** START OF Extracted records **

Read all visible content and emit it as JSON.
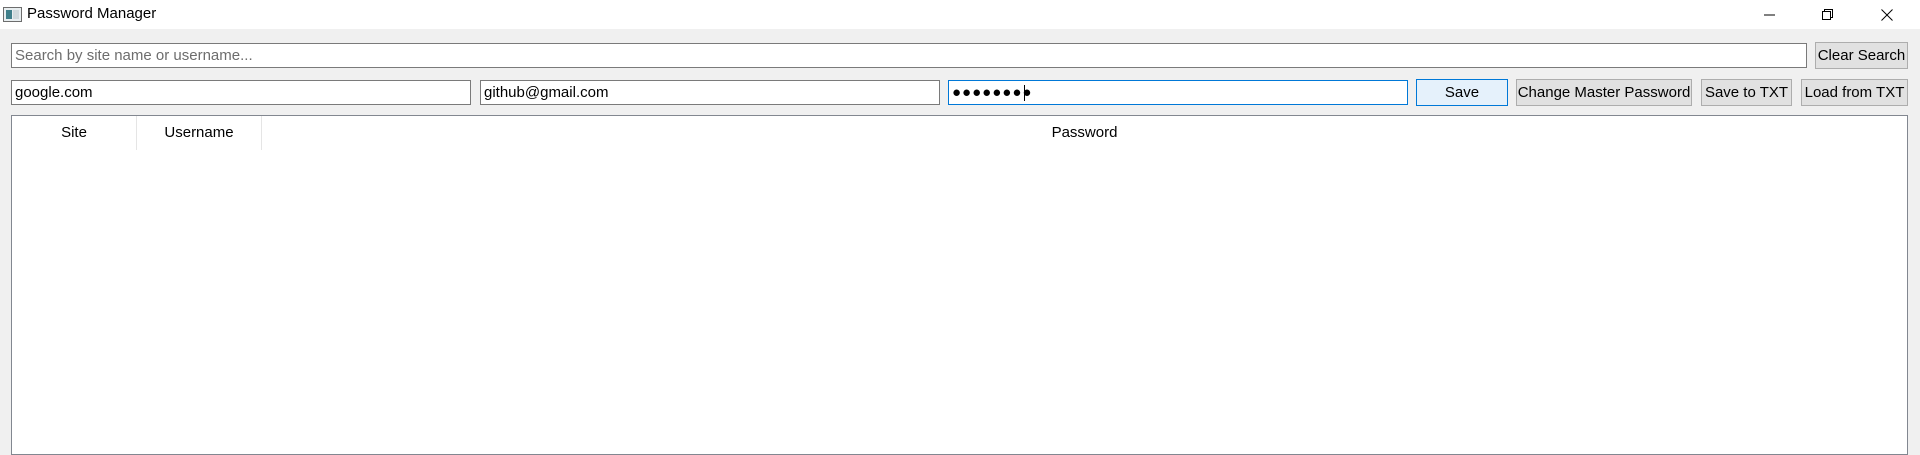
{
  "window": {
    "title": "Password Manager",
    "icon": "app-window-icon",
    "controls": [
      "minimize-icon",
      "restore-icon",
      "close-icon"
    ]
  },
  "search": {
    "placeholder": "Search by site name or username...",
    "value": "",
    "clear_label": "Clear Search"
  },
  "entry": {
    "site_value": "google.com",
    "username_value": "github@gmail.com",
    "password_masked": "●●●●●●●●",
    "save_label": "Save",
    "change_master_label": "Change Master Password",
    "save_txt_label": "Save to TXT",
    "load_txt_label": "Load from TXT"
  },
  "table": {
    "columns": [
      "Site",
      "Username",
      "Password"
    ],
    "rows": []
  },
  "colors": {
    "focus_border": "#0078d7",
    "button_bg": "#e1e1e1",
    "window_bg": "#f0f0f0"
  }
}
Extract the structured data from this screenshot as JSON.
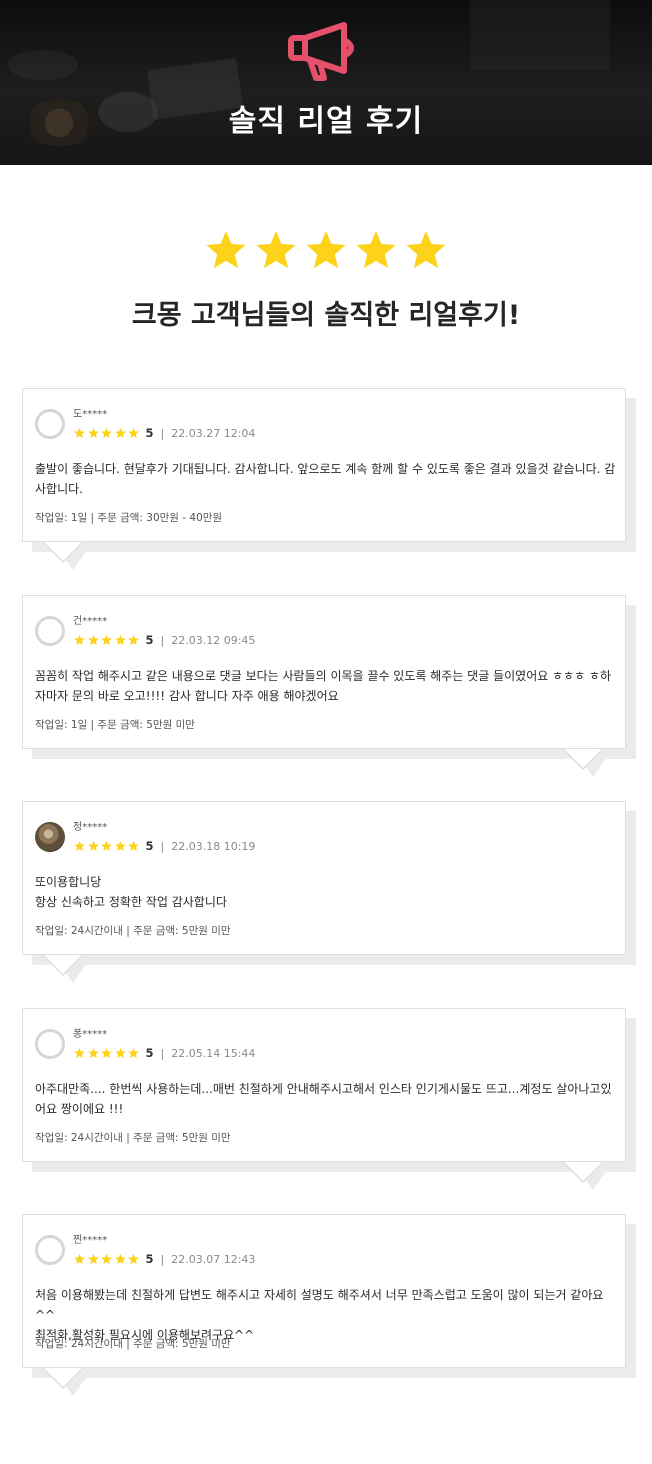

** END OF Extracted records **

Copy out every line of the material above exactly, skipping the pictures.

→ **Task output**
Read all visible content and emit it as JSON.
{
  "window": {
    "title": "Password Manager",
    "icon": "app-window-icon",
    "controls": [
      "minimize-icon",
      "restore-icon",
      "close-icon"
    ]
  },
  "search": {
    "placeholder": "Search by site name or username...",
    "value": "",
    "clear_label": "Clear Search"
  },
  "entry": {
    "site_value": "google.com",
    "username_value": "github@gmail.com",
    "password_masked": "●●●●●●●●",
    "save_label": "Save",
    "change_master_label": "Change Master Password",
    "save_txt_label": "Save to TXT",
    "load_txt_label": "Load from TXT"
  },
  "table": {
    "columns": [
      "Site",
      "Username",
      "Password"
    ],
    "rows": []
  },
  "colors": {
    "focus_border": "#0078d7",
    "button_bg": "#e1e1e1",
    "window_bg": "#f0f0f0"
  }
}
Extract the structured data from this screenshot as JSON.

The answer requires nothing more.